# WHAT IS NEEDED:
Extract the full listing below without altering a single character.

[START OF ITEMS]

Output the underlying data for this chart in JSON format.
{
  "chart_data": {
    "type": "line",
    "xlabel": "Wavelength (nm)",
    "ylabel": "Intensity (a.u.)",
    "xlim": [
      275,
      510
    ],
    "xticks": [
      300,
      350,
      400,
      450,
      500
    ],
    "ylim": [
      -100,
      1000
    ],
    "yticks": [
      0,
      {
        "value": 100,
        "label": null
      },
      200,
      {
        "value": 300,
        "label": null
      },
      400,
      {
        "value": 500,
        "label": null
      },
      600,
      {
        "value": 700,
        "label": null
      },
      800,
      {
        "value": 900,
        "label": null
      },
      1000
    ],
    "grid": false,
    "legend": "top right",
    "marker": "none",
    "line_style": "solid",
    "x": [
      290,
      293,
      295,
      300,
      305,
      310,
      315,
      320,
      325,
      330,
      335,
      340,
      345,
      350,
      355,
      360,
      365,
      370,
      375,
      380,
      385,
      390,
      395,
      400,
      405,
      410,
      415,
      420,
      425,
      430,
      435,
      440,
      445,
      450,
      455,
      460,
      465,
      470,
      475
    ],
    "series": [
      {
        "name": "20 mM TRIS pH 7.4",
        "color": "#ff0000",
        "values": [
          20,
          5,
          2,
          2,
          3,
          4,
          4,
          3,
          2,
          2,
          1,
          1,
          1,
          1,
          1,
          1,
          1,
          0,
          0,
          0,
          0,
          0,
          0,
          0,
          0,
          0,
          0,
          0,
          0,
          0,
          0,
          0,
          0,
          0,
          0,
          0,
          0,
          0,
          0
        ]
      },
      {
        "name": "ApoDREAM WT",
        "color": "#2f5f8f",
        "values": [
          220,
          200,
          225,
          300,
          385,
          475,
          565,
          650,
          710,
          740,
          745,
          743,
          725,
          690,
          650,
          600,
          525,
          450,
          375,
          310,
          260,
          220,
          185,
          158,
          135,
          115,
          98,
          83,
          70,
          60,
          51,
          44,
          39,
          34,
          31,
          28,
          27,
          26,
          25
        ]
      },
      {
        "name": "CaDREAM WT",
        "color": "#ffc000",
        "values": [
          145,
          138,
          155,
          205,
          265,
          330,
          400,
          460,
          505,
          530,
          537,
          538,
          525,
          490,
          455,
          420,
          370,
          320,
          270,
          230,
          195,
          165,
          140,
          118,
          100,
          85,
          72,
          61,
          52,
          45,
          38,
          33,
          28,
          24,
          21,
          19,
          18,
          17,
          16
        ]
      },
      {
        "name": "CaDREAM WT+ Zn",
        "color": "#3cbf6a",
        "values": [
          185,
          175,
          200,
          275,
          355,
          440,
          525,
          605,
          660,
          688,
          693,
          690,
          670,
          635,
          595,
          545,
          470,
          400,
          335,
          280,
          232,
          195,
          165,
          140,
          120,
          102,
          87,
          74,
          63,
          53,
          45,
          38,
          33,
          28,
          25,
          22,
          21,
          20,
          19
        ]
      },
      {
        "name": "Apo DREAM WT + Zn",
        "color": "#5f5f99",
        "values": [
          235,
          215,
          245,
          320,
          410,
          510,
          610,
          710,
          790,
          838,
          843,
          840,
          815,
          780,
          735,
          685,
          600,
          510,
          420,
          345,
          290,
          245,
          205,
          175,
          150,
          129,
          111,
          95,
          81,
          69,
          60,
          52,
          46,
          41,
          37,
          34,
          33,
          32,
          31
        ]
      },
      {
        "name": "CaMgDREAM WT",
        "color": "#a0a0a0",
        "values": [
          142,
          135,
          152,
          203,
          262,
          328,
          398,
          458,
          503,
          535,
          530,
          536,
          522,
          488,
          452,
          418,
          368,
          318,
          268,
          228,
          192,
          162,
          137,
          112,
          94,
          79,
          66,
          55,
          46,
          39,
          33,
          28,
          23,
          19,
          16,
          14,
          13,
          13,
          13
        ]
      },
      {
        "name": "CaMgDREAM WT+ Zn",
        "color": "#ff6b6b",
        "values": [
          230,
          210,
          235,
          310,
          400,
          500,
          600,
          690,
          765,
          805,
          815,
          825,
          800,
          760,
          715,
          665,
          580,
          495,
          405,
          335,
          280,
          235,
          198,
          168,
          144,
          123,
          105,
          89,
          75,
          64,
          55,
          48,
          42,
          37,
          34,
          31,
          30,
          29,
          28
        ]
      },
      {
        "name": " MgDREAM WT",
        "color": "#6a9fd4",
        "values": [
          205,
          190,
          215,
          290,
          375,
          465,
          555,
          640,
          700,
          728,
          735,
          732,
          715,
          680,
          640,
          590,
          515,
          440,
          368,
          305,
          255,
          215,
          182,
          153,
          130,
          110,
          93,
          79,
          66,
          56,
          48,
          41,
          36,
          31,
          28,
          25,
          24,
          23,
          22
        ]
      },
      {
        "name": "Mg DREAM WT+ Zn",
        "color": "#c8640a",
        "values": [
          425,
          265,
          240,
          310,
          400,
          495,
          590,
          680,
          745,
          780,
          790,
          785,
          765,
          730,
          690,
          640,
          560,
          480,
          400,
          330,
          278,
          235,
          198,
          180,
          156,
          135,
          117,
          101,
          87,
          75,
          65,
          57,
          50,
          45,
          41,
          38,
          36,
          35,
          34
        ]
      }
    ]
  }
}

[END OF ITEMS]

# WORKED SOLUTION:
Output the underlying data for this chart in JSON format.
{
  "chart_data": {
    "type": "line",
    "xlabel": "Wavelength (nm)",
    "ylabel": "Intensity (a.u.)",
    "xlim": [
      275,
      510
    ],
    "xticks": [
      300,
      350,
      400,
      450,
      500
    ],
    "ylim": [
      -100,
      1000
    ],
    "yticks": [
      0,
      {
        "value": 100,
        "label": null
      },
      200,
      {
        "value": 300,
        "label": null
      },
      400,
      {
        "value": 500,
        "label": null
      },
      600,
      {
        "value": 700,
        "label": null
      },
      800,
      {
        "value": 900,
        "label": null
      },
      1000
    ],
    "grid": false,
    "legend": "top right",
    "marker": "none",
    "line_style": "solid",
    "x": [
      290,
      293,
      295,
      300,
      305,
      310,
      315,
      320,
      325,
      330,
      335,
      340,
      345,
      350,
      355,
      360,
      365,
      370,
      375,
      380,
      385,
      390,
      395,
      400,
      405,
      410,
      415,
      420,
      425,
      430,
      435,
      440,
      445,
      450,
      455,
      460,
      465,
      470,
      475
    ],
    "series": [
      {
        "name": "20 mM TRIS pH 7.4",
        "color": "#ff0000",
        "values": [
          20,
          5,
          2,
          2,
          3,
          4,
          4,
          3,
          2,
          2,
          1,
          1,
          1,
          1,
          1,
          1,
          1,
          0,
          0,
          0,
          0,
          0,
          0,
          0,
          0,
          0,
          0,
          0,
          0,
          0,
          0,
          0,
          0,
          0,
          0,
          0,
          0,
          0,
          0
        ]
      },
      {
        "name": "ApoDREAM WT",
        "color": "#2f5f8f",
        "values": [
          220,
          200,
          225,
          300,
          385,
          475,
          565,
          650,
          710,
          740,
          745,
          743,
          725,
          690,
          650,
          600,
          525,
          450,
          375,
          310,
          260,
          220,
          185,
          158,
          135,
          115,
          98,
          83,
          70,
          60,
          51,
          44,
          39,
          34,
          31,
          28,
          27,
          26,
          25
        ]
      },
      {
        "name": "CaDREAM WT",
        "color": "#ffc000",
        "values": [
          145,
          138,
          155,
          205,
          265,
          330,
          400,
          460,
          505,
          530,
          537,
          538,
          525,
          490,
          455,
          420,
          370,
          320,
          270,
          230,
          195,
          165,
          140,
          118,
          100,
          85,
          72,
          61,
          52,
          45,
          38,
          33,
          28,
          24,
          21,
          19,
          18,
          17,
          16
        ]
      },
      {
        "name": "CaDREAM WT+ Zn",
        "color": "#3cbf6a",
        "values": [
          185,
          175,
          200,
          275,
          355,
          440,
          525,
          605,
          660,
          688,
          693,
          690,
          670,
          635,
          595,
          545,
          470,
          400,
          335,
          280,
          232,
          195,
          165,
          140,
          120,
          102,
          87,
          74,
          63,
          53,
          45,
          38,
          33,
          28,
          25,
          22,
          21,
          20,
          19
        ]
      },
      {
        "name": "Apo DREAM WT + Zn",
        "color": "#5f5f99",
        "values": [
          235,
          215,
          245,
          320,
          410,
          510,
          610,
          710,
          790,
          838,
          843,
          840,
          815,
          780,
          735,
          685,
          600,
          510,
          420,
          345,
          290,
          245,
          205,
          175,
          150,
          129,
          111,
          95,
          81,
          69,
          60,
          52,
          46,
          41,
          37,
          34,
          33,
          32,
          31
        ]
      },
      {
        "name": "CaMgDREAM WT",
        "color": "#a0a0a0",
        "values": [
          142,
          135,
          152,
          203,
          262,
          328,
          398,
          458,
          503,
          535,
          530,
          536,
          522,
          488,
          452,
          418,
          368,
          318,
          268,
          228,
          192,
          162,
          137,
          112,
          94,
          79,
          66,
          55,
          46,
          39,
          33,
          28,
          23,
          19,
          16,
          14,
          13,
          13,
          13
        ]
      },
      {
        "name": "CaMgDREAM WT+ Zn",
        "color": "#ff6b6b",
        "values": [
          230,
          210,
          235,
          310,
          400,
          500,
          600,
          690,
          765,
          805,
          815,
          825,
          800,
          760,
          715,
          665,
          580,
          495,
          405,
          335,
          280,
          235,
          198,
          168,
          144,
          123,
          105,
          89,
          75,
          64,
          55,
          48,
          42,
          37,
          34,
          31,
          30,
          29,
          28
        ]
      },
      {
        "name": " MgDREAM WT",
        "color": "#6a9fd4",
        "values": [
          205,
          190,
          215,
          290,
          375,
          465,
          555,
          640,
          700,
          728,
          735,
          732,
          715,
          680,
          640,
          590,
          515,
          440,
          368,
          305,
          255,
          215,
          182,
          153,
          130,
          110,
          93,
          79,
          66,
          56,
          48,
          41,
          36,
          31,
          28,
          25,
          24,
          23,
          22
        ]
      },
      {
        "name": "Mg DREAM WT+ Zn",
        "color": "#c8640a",
        "values": [
          425,
          265,
          240,
          310,
          400,
          495,
          590,
          680,
          745,
          780,
          790,
          785,
          765,
          730,
          690,
          640,
          560,
          480,
          400,
          330,
          278,
          235,
          198,
          180,
          156,
          135,
          117,
          101,
          87,
          75,
          65,
          57,
          50,
          45,
          41,
          38,
          36,
          35,
          34
        ]
      }
    ]
  }
}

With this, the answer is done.